> **Task objective**:
Below is a set of records. Repeat all of them exactly.

Dataset entries:
§ §

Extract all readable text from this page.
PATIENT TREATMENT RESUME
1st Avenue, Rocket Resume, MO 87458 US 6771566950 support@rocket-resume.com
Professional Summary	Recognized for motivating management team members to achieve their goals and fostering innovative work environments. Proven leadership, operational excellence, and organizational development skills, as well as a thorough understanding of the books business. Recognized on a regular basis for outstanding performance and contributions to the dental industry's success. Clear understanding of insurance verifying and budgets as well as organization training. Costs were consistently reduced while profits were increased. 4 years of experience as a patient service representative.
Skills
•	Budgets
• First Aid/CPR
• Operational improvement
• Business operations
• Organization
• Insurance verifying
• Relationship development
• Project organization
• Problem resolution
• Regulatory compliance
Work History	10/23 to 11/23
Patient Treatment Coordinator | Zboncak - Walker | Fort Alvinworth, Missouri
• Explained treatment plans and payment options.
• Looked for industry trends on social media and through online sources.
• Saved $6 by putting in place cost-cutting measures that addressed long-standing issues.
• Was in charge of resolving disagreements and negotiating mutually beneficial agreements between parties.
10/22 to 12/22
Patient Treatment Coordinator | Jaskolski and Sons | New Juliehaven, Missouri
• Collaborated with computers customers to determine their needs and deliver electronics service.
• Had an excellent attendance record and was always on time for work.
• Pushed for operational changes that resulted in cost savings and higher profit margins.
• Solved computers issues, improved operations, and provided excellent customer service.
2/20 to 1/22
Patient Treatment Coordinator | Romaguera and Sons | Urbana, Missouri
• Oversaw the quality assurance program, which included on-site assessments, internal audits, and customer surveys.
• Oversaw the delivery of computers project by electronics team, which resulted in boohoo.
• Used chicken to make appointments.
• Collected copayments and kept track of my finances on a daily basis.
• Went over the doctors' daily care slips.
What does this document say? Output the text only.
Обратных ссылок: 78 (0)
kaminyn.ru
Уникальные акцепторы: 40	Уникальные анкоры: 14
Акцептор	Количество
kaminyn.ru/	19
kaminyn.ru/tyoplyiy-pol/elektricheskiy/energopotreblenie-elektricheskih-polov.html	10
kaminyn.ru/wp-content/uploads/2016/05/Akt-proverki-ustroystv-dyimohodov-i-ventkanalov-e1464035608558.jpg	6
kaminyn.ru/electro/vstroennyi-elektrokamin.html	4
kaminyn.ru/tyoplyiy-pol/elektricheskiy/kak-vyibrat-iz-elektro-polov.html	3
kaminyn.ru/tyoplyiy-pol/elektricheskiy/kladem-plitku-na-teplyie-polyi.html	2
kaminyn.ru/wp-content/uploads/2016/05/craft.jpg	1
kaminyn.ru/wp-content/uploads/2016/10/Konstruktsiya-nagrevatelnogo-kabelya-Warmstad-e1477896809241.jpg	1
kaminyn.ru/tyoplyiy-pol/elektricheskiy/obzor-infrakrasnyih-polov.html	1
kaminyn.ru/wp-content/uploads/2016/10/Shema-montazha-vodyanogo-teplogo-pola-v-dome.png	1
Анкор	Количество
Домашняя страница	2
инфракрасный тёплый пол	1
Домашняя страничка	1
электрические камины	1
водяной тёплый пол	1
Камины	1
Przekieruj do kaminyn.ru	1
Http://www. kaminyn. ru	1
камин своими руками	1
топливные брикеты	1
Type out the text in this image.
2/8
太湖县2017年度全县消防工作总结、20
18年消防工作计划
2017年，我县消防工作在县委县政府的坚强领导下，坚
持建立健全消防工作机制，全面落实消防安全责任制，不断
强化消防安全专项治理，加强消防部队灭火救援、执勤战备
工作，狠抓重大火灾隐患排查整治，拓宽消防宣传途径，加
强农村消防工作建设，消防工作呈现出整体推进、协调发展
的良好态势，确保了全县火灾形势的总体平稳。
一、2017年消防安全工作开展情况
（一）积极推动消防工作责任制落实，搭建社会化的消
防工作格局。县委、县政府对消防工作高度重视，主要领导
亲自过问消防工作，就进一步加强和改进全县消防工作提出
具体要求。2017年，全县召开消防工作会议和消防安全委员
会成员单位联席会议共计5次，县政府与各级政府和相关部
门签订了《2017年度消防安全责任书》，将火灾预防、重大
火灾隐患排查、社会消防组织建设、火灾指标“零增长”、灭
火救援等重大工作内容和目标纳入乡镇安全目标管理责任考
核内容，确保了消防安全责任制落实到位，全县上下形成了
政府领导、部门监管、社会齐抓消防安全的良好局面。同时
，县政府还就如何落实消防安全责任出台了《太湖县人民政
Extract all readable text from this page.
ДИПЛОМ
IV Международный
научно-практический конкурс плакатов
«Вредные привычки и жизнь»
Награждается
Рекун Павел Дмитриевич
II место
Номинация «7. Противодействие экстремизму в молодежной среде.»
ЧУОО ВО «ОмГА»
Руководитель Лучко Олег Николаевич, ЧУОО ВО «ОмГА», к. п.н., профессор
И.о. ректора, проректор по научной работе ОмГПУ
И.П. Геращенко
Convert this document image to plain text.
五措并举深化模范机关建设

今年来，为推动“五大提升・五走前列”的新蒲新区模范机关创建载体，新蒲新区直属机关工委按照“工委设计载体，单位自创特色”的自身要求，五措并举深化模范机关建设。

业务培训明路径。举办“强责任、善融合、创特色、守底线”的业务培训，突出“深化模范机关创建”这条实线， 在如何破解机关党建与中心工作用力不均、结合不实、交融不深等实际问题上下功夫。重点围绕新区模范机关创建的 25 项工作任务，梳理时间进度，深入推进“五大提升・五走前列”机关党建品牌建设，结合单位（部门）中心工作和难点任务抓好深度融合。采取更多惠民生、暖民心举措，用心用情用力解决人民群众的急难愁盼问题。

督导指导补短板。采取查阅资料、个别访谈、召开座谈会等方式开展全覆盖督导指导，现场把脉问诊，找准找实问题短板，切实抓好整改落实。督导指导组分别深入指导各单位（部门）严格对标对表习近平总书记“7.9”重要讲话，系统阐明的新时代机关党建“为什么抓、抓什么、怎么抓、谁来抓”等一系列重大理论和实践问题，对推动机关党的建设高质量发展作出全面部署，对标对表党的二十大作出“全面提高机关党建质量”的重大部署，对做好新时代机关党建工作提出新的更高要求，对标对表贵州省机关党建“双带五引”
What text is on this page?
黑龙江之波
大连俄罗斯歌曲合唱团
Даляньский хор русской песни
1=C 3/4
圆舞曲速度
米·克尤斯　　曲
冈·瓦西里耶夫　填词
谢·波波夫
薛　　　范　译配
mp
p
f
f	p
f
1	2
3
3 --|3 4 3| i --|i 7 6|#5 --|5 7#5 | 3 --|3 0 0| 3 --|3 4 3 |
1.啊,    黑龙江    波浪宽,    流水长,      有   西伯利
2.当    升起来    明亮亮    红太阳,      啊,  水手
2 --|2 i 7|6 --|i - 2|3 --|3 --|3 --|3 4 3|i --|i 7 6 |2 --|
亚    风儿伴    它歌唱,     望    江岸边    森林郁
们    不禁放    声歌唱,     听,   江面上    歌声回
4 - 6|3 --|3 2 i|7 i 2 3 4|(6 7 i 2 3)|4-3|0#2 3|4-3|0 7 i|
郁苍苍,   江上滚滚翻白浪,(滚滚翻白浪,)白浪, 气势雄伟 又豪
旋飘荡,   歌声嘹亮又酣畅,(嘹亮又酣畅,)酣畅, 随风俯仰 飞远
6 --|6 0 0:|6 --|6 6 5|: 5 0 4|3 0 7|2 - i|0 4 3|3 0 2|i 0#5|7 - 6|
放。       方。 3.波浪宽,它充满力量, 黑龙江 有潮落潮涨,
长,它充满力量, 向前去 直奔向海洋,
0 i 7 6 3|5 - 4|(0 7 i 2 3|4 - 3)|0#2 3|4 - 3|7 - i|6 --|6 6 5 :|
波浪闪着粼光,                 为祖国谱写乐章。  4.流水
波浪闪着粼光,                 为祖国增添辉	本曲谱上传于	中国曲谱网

§ §

> **Correct answer**:
Extract all readable text from this page.
PATIENT TREATMENT RESUME
1st Avenue, Rocket Resume, MO 87458 US 6771566950 support@rocket-resume.com
Professional Summary	Recognized for motivating management team members to achieve their goals and fostering innovative work environments. Proven leadership, operational excellence, and organizational development skills, as well as a thorough understanding of the books business. Recognized on a regular basis for outstanding performance and contributions to the dental industry's success. Clear understanding of insurance verifying and budgets as well as organization training. Costs were consistently reduced while profits were increased. 4 years of experience as a patient service representative.
Skills
•	Budgets
• First Aid/CPR
• Operational improvement
• Business operations
• Organization
• Insurance verifying
• Relationship development
• Project organization
• Problem resolution
• Regulatory compliance
Work History	10/23 to 11/23
Patient Treatment Coordinator | Zboncak - Walker | Fort Alvinworth, Missouri
• Explained treatment plans and payment options.
• Looked for industry trends on social media and through online sources.
• Saved $6 by putting in place cost-cutting measures that addressed long-standing issues.
• Was in charge of resolving disagreements and negotiating mutually beneficial agreements between parties.
10/22 to 12/22
Patient Treatment Coordinator | Jaskolski and Sons | New Juliehaven, Missouri
• Collaborated with computers customers to determine their needs and deliver electronics service.
• Had an excellent attendance record and was always on time for work.
• Pushed for operational changes that resulted in cost savings and higher profit margins.
• Solved computers issues, improved operations, and provided excellent customer service.
2/20 to 1/22
Patient Treatment Coordinator | Romaguera and Sons | Urbana, Missouri
• Oversaw the quality assurance program, which included on-site assessments, internal audits, and customer surveys.
• Oversaw the delivery of computers project by electronics team, which resulted in boohoo.
• Used chicken to make appointments.
• Collected copayments and kept track of my finances on a daily basis.
• Went over the doctors' daily care slips.
What does this document say? Output the text only.
Обратных ссылок: 78 (0)
kaminyn.ru
Уникальные акцепторы: 40	Уникальные анкоры: 14
Акцептор	Количество
kaminyn.ru/	19
kaminyn.ru/tyoplyiy-pol/elektricheskiy/energopotreblenie-elektricheskih-polov.html	10
kaminyn.ru/wp-content/uploads/2016/05/Akt-proverki-ustroystv-dyimohodov-i-ventkanalov-e1464035608558.jpg	6
kaminyn.ru/electro/vstroennyi-elektrokamin.html	4
kaminyn.ru/tyoplyiy-pol/elektricheskiy/kak-vyibrat-iz-elektro-polov.html	3
kaminyn.ru/tyoplyiy-pol/elektricheskiy/kladem-plitku-na-teplyie-polyi.html	2
kaminyn.ru/wp-content/uploads/2016/05/craft.jpg	1
kaminyn.ru/wp-content/uploads/2016/10/Konstruktsiya-nagrevatelnogo-kabelya-Warmstad-e1477896809241.jpg	1
kaminyn.ru/tyoplyiy-pol/elektricheskiy/obzor-infrakrasnyih-polov.html	1
kaminyn.ru/wp-content/uploads/2016/10/Shema-montazha-vodyanogo-teplogo-pola-v-dome.png	1
Анкор	Количество
Домашняя страница	2
инфракрасный тёплый пол	1
Домашняя страничка	1
электрические камины	1
водяной тёплый пол	1
Камины	1
Przekieruj do kaminyn.ru	1
Http://www. kaminyn. ru	1
камин своими руками	1
топливные брикеты	1
Type out the text in this image.
2/8
太湖县2017年度全县消防工作总结、20
18年消防工作计划
2017年，我县消防工作在县委县政府的坚强领导下，坚
持建立健全消防工作机制，全面落实消防安全责任制，不断
强化消防安全专项治理，加强消防部队灭火救援、执勤战备
工作，狠抓重大火灾隐患排查整治，拓宽消防宣传途径，加
强农村消防工作建设，消防工作呈现出整体推进、协调发展
的良好态势，确保了全县火灾形势的总体平稳。
一、2017年消防安全工作开展情况
（一）积极推动消防工作责任制落实，搭建社会化的消
防工作格局。县委、县政府对消防工作高度重视，主要领导
亲自过问消防工作，就进一步加强和改进全县消防工作提出
具体要求。2017年，全县召开消防工作会议和消防安全委员
会成员单位联席会议共计5次，县政府与各级政府和相关部
门签订了《2017年度消防安全责任书》，将火灾预防、重大
火灾隐患排查、社会消防组织建设、火灾指标“零增长”、灭
火救援等重大工作内容和目标纳入乡镇安全目标管理责任考
核内容，确保了消防安全责任制落实到位，全县上下形成了
政府领导、部门监管、社会齐抓消防安全的良好局面。同时
，县政府还就如何落实消防安全责任出台了《太湖县人民政
Extract all readable text from this page.
ДИПЛОМ
IV Международный
научно-практический конкурс плакатов
«Вредные привычки и жизнь»
Награждается
Рекун Павел Дмитриевич
II место
Номинация «7. Противодействие экстремизму в молодежной среде.»
ЧУОО ВО «ОмГА»
Руководитель Лучко Олег Николаевич, ЧУОО ВО «ОмГА», к. п.н., профессор
И.о. ректора, проректор по научной работе ОмГПУ
И.П. Геращенко
Convert this document image to plain text.
五措并举深化模范机关建设

今年来，为推动“五大提升・五走前列”的新蒲新区模范机关创建载体，新蒲新区直属机关工委按照“工委设计载体，单位自创特色”的自身要求，五措并举深化模范机关建设。

业务培训明路径。举办“强责任、善融合、创特色、守底线”的业务培训，突出“深化模范机关创建”这条实线， 在如何破解机关党建与中心工作用力不均、结合不实、交融不深等实际问题上下功夫。重点围绕新区模范机关创建的 25 项工作任务，梳理时间进度，深入推进“五大提升・五走前列”机关党建品牌建设，结合单位（部门）中心工作和难点任务抓好深度融合。采取更多惠民生、暖民心举措，用心用情用力解决人民群众的急难愁盼问题。

督导指导补短板。采取查阅资料、个别访谈、召开座谈会等方式开展全覆盖督导指导，现场把脉问诊，找准找实问题短板，切实抓好整改落实。督导指导组分别深入指导各单位（部门）严格对标对表习近平总书记“7.9”重要讲话，系统阐明的新时代机关党建“为什么抓、抓什么、怎么抓、谁来抓”等一系列重大理论和实践问题，对推动机关党的建设高质量发展作出全面部署，对标对表党的二十大作出“全面提高机关党建质量”的重大部署，对做好新时代机关党建工作提出新的更高要求，对标对表贵州省机关党建“双带五引”
What text is on this page?
黑龙江之波
大连俄罗斯歌曲合唱团
Даляньский хор русской песни
1=C 3/4
圆舞曲速度
米·克尤斯　　曲
冈·瓦西里耶夫　填词
谢·波波夫
薛　　　范　译配
mp
p
f
f	p
f
1	2
3
3 --|3 4 3| i --|i 7 6|#5 --|5 7#5 | 3 --|3 0 0| 3 --|3 4 3 |
1.啊,    黑龙江    波浪宽,    流水长,      有   西伯利
2.当    升起来    明亮亮    红太阳,      啊,  水手
2 --|2 i 7|6 --|i - 2|3 --|3 --|3 --|3 4 3|i --|i 7 6 |2 --|
亚    风儿伴    它歌唱,     望    江岸边    森林郁
们    不禁放    声歌唱,     听,   江面上    歌声回
4 - 6|3 --|3 2 i|7 i 2 3 4|(6 7 i 2 3)|4-3|0#2 3|4-3|0 7 i|
郁苍苍,   江上滚滚翻白浪,(滚滚翻白浪,)白浪, 气势雄伟 又豪
旋飘荡,   歌声嘹亮又酣畅,(嘹亮又酣畅,)酣畅, 随风俯仰 飞远
6 --|6 0 0:|6 --|6 6 5|: 5 0 4|3 0 7|2 - i|0 4 3|3 0 2|i 0#5|7 - 6|
放。       方。 3.波浪宽,它充满力量, 黑龙江 有潮落潮涨,
长,它充满力量, 向前去 直奔向海洋,
0 i 7 6 3|5 - 4|(0 7 i 2 3|4 - 3)|0#2 3|4 - 3|7 - i|6 --|6 6 5 :|
波浪闪着粼光,                 为祖国谱写乐章。  4.流水
波浪闪着粼光,                 为祖国增添辉	本曲谱上传于	中国曲谱网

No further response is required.